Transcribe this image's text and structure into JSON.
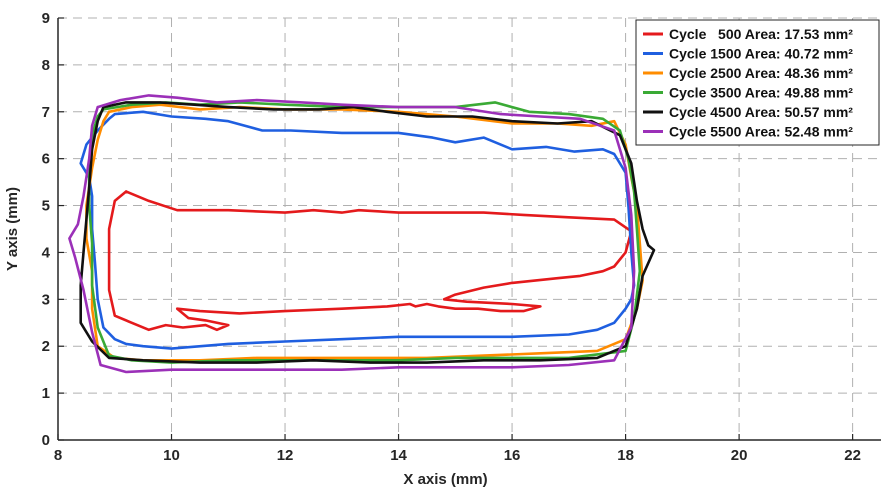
{
  "chart_data": {
    "type": "line",
    "xlabel": "X axis (mm)",
    "ylabel": "Y axis (mm)",
    "xlim": [
      8,
      22.5
    ],
    "ylim": [
      0,
      9
    ],
    "xticks": [
      8,
      10,
      12,
      14,
      16,
      18,
      20,
      22
    ],
    "yticks": [
      0,
      1,
      2,
      3,
      4,
      5,
      6,
      7,
      8,
      9
    ],
    "grid": true,
    "legend_position": "top-right",
    "series": [
      {
        "name": "Cycle   500 Area: 17.53 mm²",
        "color": "#e41a1c",
        "x": [
          9.2,
          9.6,
          10.1,
          11.0,
          12.0,
          12.5,
          13.0,
          13.3,
          14.0,
          14.8,
          15.5,
          16.2,
          17.0,
          17.8,
          18.1,
          18.0,
          17.8,
          17.6,
          17.2,
          16.8,
          16.4,
          16.0,
          15.5,
          15.0,
          14.8,
          15.2,
          16.0,
          16.5,
          16.2,
          15.8,
          15.4,
          15.0,
          14.7,
          14.5,
          14.3,
          14.2,
          13.8,
          13.0,
          12.0,
          11.2,
          10.5,
          10.1,
          10.3,
          10.6,
          11.0,
          10.8,
          10.6,
          10.2,
          9.9,
          9.6,
          9.3,
          9.0,
          8.9,
          8.9,
          9.0,
          9.2
        ],
        "y": [
          5.3,
          5.1,
          4.9,
          4.9,
          4.85,
          4.9,
          4.85,
          4.9,
          4.85,
          4.85,
          4.85,
          4.8,
          4.75,
          4.7,
          4.45,
          4.0,
          3.7,
          3.6,
          3.5,
          3.45,
          3.4,
          3.35,
          3.25,
          3.1,
          3.0,
          2.95,
          2.9,
          2.85,
          2.75,
          2.75,
          2.8,
          2.8,
          2.85,
          2.9,
          2.85,
          2.9,
          2.85,
          2.8,
          2.75,
          2.7,
          2.75,
          2.8,
          2.6,
          2.55,
          2.45,
          2.35,
          2.45,
          2.4,
          2.45,
          2.35,
          2.5,
          2.65,
          3.2,
          4.5,
          5.1,
          5.3
        ]
      },
      {
        "name": "Cycle 1500 Area: 40.72 mm²",
        "color": "#1f5fe0",
        "x": [
          9.0,
          9.5,
          10.0,
          10.6,
          11.0,
          11.6,
          12.1,
          13.0,
          14.0,
          14.6,
          15.0,
          15.5,
          16.0,
          16.6,
          17.1,
          17.6,
          17.8,
          18.0,
          18.05,
          18.1,
          18.15,
          18.1,
          18.0,
          17.8,
          17.5,
          17.0,
          16.0,
          15.0,
          14.0,
          13.0,
          12.0,
          11.0,
          10.0,
          9.5,
          9.2,
          9.0,
          8.8,
          8.7,
          8.65,
          8.6,
          8.6,
          8.55,
          8.4,
          8.5,
          8.7,
          8.9,
          9.0
        ],
        "y": [
          6.95,
          7.0,
          6.9,
          6.85,
          6.8,
          6.6,
          6.6,
          6.55,
          6.55,
          6.45,
          6.35,
          6.45,
          6.2,
          6.25,
          6.15,
          6.2,
          6.1,
          5.7,
          5.0,
          4.0,
          3.3,
          3.0,
          2.8,
          2.5,
          2.35,
          2.25,
          2.2,
          2.2,
          2.2,
          2.15,
          2.1,
          2.05,
          1.95,
          2.0,
          2.05,
          2.15,
          2.4,
          3.0,
          3.8,
          4.5,
          5.2,
          5.6,
          5.9,
          6.3,
          6.6,
          6.85,
          6.95
        ]
      },
      {
        "name": "Cycle 2500 Area: 48.36 mm²",
        "color": "#ff8c00",
        "x": [
          8.9,
          9.3,
          9.8,
          10.5,
          11.2,
          12.0,
          13.0,
          14.0,
          15.0,
          16.0,
          16.8,
          17.4,
          17.8,
          18.0,
          18.1,
          18.2,
          18.25,
          18.3,
          18.2,
          18.0,
          17.5,
          16.5,
          15.5,
          14.5,
          13.5,
          12.5,
          11.5,
          10.5,
          9.5,
          9.0,
          8.7,
          8.6,
          8.6,
          8.5,
          8.5,
          8.6,
          8.7,
          8.8,
          8.9
        ],
        "y": [
          7.0,
          7.1,
          7.15,
          7.05,
          7.1,
          7.05,
          7.05,
          7.0,
          6.9,
          6.75,
          6.75,
          6.7,
          6.8,
          6.3,
          5.6,
          5.0,
          4.2,
          3.4,
          2.8,
          2.15,
          1.9,
          1.85,
          1.8,
          1.75,
          1.75,
          1.75,
          1.75,
          1.7,
          1.7,
          1.75,
          2.0,
          2.8,
          3.6,
          4.3,
          5.0,
          5.8,
          6.4,
          6.8,
          7.0
        ]
      },
      {
        "name": "Cycle 3500 Area: 49.88 mm²",
        "color": "#3aaa35",
        "x": [
          8.8,
          9.3,
          9.9,
          10.5,
          11.2,
          12.0,
          13.0,
          14.0,
          15.0,
          15.7,
          16.3,
          17.0,
          17.6,
          17.9,
          18.05,
          18.15,
          18.2,
          18.25,
          18.15,
          18.0,
          17.0,
          16.0,
          15.0,
          14.0,
          13.0,
          12.0,
          11.0,
          10.0,
          9.3,
          8.9,
          8.7,
          8.6,
          8.6,
          8.55,
          8.55,
          8.6,
          8.7,
          8.8
        ],
        "y": [
          7.05,
          7.15,
          7.2,
          7.15,
          7.2,
          7.15,
          7.1,
          7.1,
          7.1,
          7.2,
          7.0,
          6.95,
          6.85,
          6.6,
          6.0,
          5.3,
          4.5,
          3.6,
          2.6,
          1.9,
          1.75,
          1.75,
          1.75,
          1.7,
          1.7,
          1.7,
          1.7,
          1.65,
          1.7,
          1.8,
          2.4,
          3.3,
          4.2,
          5.0,
          5.8,
          6.5,
          6.9,
          7.05
        ]
      },
      {
        "name": "Cycle 4500 Area: 50.57 mm²",
        "color": "#111111",
        "x": [
          8.8,
          9.2,
          9.8,
          10.4,
          11.0,
          11.8,
          12.6,
          13.2,
          13.8,
          14.5,
          15.3,
          16.0,
          16.8,
          17.4,
          17.9,
          18.1,
          18.2,
          18.3,
          18.4,
          18.5,
          18.3,
          18.2,
          18.0,
          17.5,
          16.5,
          15.5,
          14.5,
          13.5,
          12.5,
          11.5,
          10.5,
          9.5,
          8.9,
          8.6,
          8.4,
          8.4,
          8.45,
          8.5,
          8.55,
          8.6,
          8.7,
          8.8
        ],
        "y": [
          7.1,
          7.2,
          7.2,
          7.15,
          7.1,
          7.05,
          7.05,
          7.1,
          7.0,
          6.9,
          6.9,
          6.8,
          6.75,
          6.8,
          6.5,
          5.9,
          5.1,
          4.5,
          4.15,
          4.05,
          3.5,
          2.8,
          2.0,
          1.75,
          1.7,
          1.7,
          1.65,
          1.65,
          1.7,
          1.65,
          1.65,
          1.7,
          1.75,
          2.1,
          2.5,
          3.3,
          4.0,
          4.7,
          5.4,
          6.2,
          6.8,
          7.1
        ]
      },
      {
        "name": "Cycle 5500 Area: 52.48 mm²",
        "color": "#9b30b8",
        "x": [
          8.7,
          9.1,
          9.6,
          10.1,
          10.8,
          11.5,
          12.3,
          13.0,
          14.0,
          15.0,
          15.8,
          16.5,
          17.2,
          17.8,
          18.0,
          18.1,
          18.15,
          18.1,
          17.8,
          17.0,
          16.0,
          15.0,
          14.0,
          13.0,
          12.0,
          11.0,
          10.0,
          9.2,
          8.75,
          8.6,
          8.45,
          8.3,
          8.2,
          8.35,
          8.45,
          8.55,
          8.6,
          8.7
        ],
        "y": [
          7.1,
          7.25,
          7.35,
          7.3,
          7.2,
          7.25,
          7.2,
          7.15,
          7.1,
          7.1,
          6.95,
          6.9,
          6.85,
          6.6,
          5.8,
          4.8,
          3.6,
          2.4,
          1.7,
          1.6,
          1.55,
          1.55,
          1.55,
          1.5,
          1.5,
          1.5,
          1.5,
          1.45,
          1.6,
          2.3,
          3.2,
          3.9,
          4.3,
          4.6,
          5.2,
          6.0,
          6.7,
          7.1
        ]
      }
    ]
  }
}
☆ ☆ ☆ ☆
-- YOUR INSTRUCTIONS --
Above are the records. Identify each line that contains the word "name".

-- ANSWER TO THIS TASK --
        "name": "Cycle   500 Area: 17.53 mm²",
        "name": "Cycle 1500 Area: 40.72 mm²",
        "name": "Cycle 2500 Area: 48.36 mm²",
        "name": "Cycle 3500 Area: 49.88 mm²",
        "name": "Cycle 4500 Area: 50.57 mm²",
        "name": "Cycle 5500 Area: 52.48 mm²",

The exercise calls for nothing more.